◆ Stated exercise ◆
Reproduce each line exactly. Skip none.

***** Exercise input

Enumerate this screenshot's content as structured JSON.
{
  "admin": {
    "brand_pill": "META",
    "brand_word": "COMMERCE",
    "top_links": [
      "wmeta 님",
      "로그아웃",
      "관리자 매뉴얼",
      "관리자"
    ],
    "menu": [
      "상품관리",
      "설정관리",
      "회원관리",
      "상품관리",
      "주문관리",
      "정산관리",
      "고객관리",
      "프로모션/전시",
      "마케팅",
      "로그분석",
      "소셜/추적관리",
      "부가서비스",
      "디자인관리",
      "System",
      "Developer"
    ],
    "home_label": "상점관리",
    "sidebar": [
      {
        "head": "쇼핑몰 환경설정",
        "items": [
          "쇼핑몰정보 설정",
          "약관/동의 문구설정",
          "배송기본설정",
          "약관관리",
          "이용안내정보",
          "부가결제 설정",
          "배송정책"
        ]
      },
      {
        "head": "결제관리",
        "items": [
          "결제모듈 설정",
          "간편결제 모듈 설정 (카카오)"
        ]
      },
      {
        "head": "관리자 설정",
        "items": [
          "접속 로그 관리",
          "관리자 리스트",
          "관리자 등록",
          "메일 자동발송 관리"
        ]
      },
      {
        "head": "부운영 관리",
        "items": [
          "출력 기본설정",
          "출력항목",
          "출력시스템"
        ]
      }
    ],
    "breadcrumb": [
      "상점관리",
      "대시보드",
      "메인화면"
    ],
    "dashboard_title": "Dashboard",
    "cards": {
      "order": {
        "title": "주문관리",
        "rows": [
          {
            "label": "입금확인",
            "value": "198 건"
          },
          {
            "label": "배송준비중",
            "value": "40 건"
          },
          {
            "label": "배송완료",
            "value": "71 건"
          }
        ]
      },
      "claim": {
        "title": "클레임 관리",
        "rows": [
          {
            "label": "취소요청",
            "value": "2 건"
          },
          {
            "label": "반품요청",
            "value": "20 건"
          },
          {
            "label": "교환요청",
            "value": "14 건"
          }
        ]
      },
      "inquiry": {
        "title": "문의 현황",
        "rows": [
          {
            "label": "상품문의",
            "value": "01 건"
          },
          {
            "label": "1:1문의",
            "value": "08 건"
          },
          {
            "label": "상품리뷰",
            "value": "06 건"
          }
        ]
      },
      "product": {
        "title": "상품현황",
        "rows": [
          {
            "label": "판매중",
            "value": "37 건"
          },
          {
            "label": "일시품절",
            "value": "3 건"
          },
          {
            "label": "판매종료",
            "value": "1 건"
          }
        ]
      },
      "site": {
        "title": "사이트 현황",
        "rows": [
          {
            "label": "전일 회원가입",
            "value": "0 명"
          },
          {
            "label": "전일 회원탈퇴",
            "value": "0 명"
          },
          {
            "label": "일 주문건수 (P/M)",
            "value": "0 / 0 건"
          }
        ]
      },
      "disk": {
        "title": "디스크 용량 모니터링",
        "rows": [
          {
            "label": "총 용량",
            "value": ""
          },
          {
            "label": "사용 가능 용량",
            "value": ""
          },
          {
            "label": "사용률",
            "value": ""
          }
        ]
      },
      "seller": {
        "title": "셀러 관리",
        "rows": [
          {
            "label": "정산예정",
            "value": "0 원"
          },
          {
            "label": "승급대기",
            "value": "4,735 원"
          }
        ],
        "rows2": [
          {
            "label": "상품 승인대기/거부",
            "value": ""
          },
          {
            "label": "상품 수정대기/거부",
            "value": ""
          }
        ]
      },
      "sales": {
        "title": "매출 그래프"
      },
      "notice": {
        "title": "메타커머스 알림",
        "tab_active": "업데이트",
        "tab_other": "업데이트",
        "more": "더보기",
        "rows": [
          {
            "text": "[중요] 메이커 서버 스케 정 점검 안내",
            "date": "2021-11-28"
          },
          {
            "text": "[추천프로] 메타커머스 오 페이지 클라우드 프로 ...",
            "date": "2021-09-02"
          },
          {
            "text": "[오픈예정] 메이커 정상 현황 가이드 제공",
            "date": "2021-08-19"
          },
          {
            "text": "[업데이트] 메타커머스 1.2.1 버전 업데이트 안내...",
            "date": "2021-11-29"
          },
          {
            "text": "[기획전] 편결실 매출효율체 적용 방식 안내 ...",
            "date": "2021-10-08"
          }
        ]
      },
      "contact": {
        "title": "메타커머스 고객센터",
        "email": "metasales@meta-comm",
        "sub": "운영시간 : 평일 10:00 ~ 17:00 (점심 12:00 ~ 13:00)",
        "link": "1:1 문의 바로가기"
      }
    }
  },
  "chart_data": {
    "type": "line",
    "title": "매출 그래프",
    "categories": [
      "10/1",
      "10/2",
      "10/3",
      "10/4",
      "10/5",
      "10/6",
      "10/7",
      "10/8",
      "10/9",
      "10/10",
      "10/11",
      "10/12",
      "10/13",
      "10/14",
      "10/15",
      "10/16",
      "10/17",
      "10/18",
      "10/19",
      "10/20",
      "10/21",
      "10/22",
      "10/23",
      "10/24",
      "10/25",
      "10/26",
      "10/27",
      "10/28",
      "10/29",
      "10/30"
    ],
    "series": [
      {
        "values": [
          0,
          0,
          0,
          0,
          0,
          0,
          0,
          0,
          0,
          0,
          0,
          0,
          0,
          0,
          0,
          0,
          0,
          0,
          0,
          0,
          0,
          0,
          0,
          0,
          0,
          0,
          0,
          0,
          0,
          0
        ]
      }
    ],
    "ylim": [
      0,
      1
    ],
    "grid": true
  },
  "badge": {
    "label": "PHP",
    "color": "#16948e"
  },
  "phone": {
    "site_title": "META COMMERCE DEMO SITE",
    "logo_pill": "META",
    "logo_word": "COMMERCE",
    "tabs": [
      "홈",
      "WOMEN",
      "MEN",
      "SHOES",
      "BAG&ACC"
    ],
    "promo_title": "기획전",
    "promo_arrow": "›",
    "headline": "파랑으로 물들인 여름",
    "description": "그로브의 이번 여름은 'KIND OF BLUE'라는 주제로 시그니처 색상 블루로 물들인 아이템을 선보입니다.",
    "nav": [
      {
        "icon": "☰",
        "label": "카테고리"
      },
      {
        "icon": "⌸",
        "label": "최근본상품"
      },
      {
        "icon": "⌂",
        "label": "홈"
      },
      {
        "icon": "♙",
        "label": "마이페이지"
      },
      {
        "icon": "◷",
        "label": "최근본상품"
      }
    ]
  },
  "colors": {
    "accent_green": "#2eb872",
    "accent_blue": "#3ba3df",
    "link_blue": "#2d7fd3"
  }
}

**********

◆ Written solution ◆
Enumerate this screenshot's content as structured JSON.
{
  "admin": {
    "brand_pill": "META",
    "brand_word": "COMMERCE",
    "top_links": [
      "wmeta 님",
      "로그아웃",
      "관리자 매뉴얼",
      "관리자"
    ],
    "menu": [
      "상품관리",
      "설정관리",
      "회원관리",
      "상품관리",
      "주문관리",
      "정산관리",
      "고객관리",
      "프로모션/전시",
      "마케팅",
      "로그분석",
      "소셜/추적관리",
      "부가서비스",
      "디자인관리",
      "System",
      "Developer"
    ],
    "home_label": "상점관리",
    "sidebar": [
      {
        "head": "쇼핑몰 환경설정",
        "items": [
          "쇼핑몰정보 설정",
          "약관/동의 문구설정",
          "배송기본설정",
          "약관관리",
          "이용안내정보",
          "부가결제 설정",
          "배송정책"
        ]
      },
      {
        "head": "결제관리",
        "items": [
          "결제모듈 설정",
          "간편결제 모듈 설정 (카카오)"
        ]
      },
      {
        "head": "관리자 설정",
        "items": [
          "접속 로그 관리",
          "관리자 리스트",
          "관리자 등록",
          "메일 자동발송 관리"
        ]
      },
      {
        "head": "부운영 관리",
        "items": [
          "출력 기본설정",
          "출력항목",
          "출력시스템"
        ]
      }
    ],
    "breadcrumb": [
      "상점관리",
      "대시보드",
      "메인화면"
    ],
    "dashboard_title": "Dashboard",
    "cards": {
      "order": {
        "title": "주문관리",
        "rows": [
          {
            "label": "입금확인",
            "value": "198 건"
          },
          {
            "label": "배송준비중",
            "value": "40 건"
          },
          {
            "label": "배송완료",
            "value": "71 건"
          }
        ]
      },
      "claim": {
        "title": "클레임 관리",
        "rows": [
          {
            "label": "취소요청",
            "value": "2 건"
          },
          {
            "label": "반품요청",
            "value": "20 건"
          },
          {
            "label": "교환요청",
            "value": "14 건"
          }
        ]
      },
      "inquiry": {
        "title": "문의 현황",
        "rows": [
          {
            "label": "상품문의",
            "value": "01 건"
          },
          {
            "label": "1:1문의",
            "value": "08 건"
          },
          {
            "label": "상품리뷰",
            "value": "06 건"
          }
        ]
      },
      "product": {
        "title": "상품현황",
        "rows": [
          {
            "label": "판매중",
            "value": "37 건"
          },
          {
            "label": "일시품절",
            "value": "3 건"
          },
          {
            "label": "판매종료",
            "value": "1 건"
          }
        ]
      },
      "site": {
        "title": "사이트 현황",
        "rows": [
          {
            "label": "전일 회원가입",
            "value": "0 명"
          },
          {
            "label": "전일 회원탈퇴",
            "value": "0 명"
          },
          {
            "label": "일 주문건수 (P/M)",
            "value": "0 / 0 건"
          }
        ]
      },
      "disk": {
        "title": "디스크 용량 모니터링",
        "rows": [
          {
            "label": "총 용량",
            "value": ""
          },
          {
            "label": "사용 가능 용량",
            "value": ""
          },
          {
            "label": "사용률",
            "value": ""
          }
        ]
      },
      "seller": {
        "title": "셀러 관리",
        "rows": [
          {
            "label": "정산예정",
            "value": "0 원"
          },
          {
            "label": "승급대기",
            "value": "4,735 원"
          }
        ],
        "rows2": [
          {
            "label": "상품 승인대기/거부",
            "value": ""
          },
          {
            "label": "상품 수정대기/거부",
            "value": ""
          }
        ]
      },
      "sales": {
        "title": "매출 그래프"
      },
      "notice": {
        "title": "메타커머스 알림",
        "tab_active": "업데이트",
        "tab_other": "업데이트",
        "more": "더보기",
        "rows": [
          {
            "text": "[중요] 메이커 서버 스케 정 점검 안내",
            "date": "2021-11-28"
          },
          {
            "text": "[추천프로] 메타커머스 오 페이지 클라우드 프로 ...",
            "date": "2021-09-02"
          },
          {
            "text": "[오픈예정] 메이커 정상 현황 가이드 제공",
            "date": "2021-08-19"
          },
          {
            "text": "[업데이트] 메타커머스 1.2.1 버전 업데이트 안내...",
            "date": "2021-11-29"
          },
          {
            "text": "[기획전] 편결실 매출효율체 적용 방식 안내 ...",
            "date": "2021-10-08"
          }
        ]
      },
      "contact": {
        "title": "메타커머스 고객센터",
        "email": "metasales@meta-comm",
        "sub": "운영시간 : 평일 10:00 ~ 17:00 (점심 12:00 ~ 13:00)",
        "link": "1:1 문의 바로가기"
      }
    }
  },
  "chart_data": {
    "type": "line",
    "title": "매출 그래프",
    "categories": [
      "10/1",
      "10/2",
      "10/3",
      "10/4",
      "10/5",
      "10/6",
      "10/7",
      "10/8",
      "10/9",
      "10/10",
      "10/11",
      "10/12",
      "10/13",
      "10/14",
      "10/15",
      "10/16",
      "10/17",
      "10/18",
      "10/19",
      "10/20",
      "10/21",
      "10/22",
      "10/23",
      "10/24",
      "10/25",
      "10/26",
      "10/27",
      "10/28",
      "10/29",
      "10/30"
    ],
    "series": [
      {
        "values": [
          0,
          0,
          0,
          0,
          0,
          0,
          0,
          0,
          0,
          0,
          0,
          0,
          0,
          0,
          0,
          0,
          0,
          0,
          0,
          0,
          0,
          0,
          0,
          0,
          0,
          0,
          0,
          0,
          0,
          0
        ]
      }
    ],
    "ylim": [
      0,
      1
    ],
    "grid": true
  },
  "badge": {
    "label": "PHP",
    "color": "#16948e"
  },
  "phone": {
    "site_title": "META COMMERCE DEMO SITE",
    "logo_pill": "META",
    "logo_word": "COMMERCE",
    "tabs": [
      "홈",
      "WOMEN",
      "MEN",
      "SHOES",
      "BAG&ACC"
    ],
    "promo_title": "기획전",
    "promo_arrow": "›",
    "headline": "파랑으로 물들인 여름",
    "description": "그로브의 이번 여름은 'KIND OF BLUE'라는 주제로 시그니처 색상 블루로 물들인 아이템을 선보입니다.",
    "nav": [
      {
        "icon": "☰",
        "label": "카테고리"
      },
      {
        "icon": "⌸",
        "label": "최근본상품"
      },
      {
        "icon": "⌂",
        "label": "홈"
      },
      {
        "icon": "♙",
        "label": "마이페이지"
      },
      {
        "icon": "◷",
        "label": "최근본상품"
      }
    ]
  },
  "colors": {
    "accent_green": "#2eb872",
    "accent_blue": "#3ba3df",
    "link_blue": "#2d7fd3"
  }
}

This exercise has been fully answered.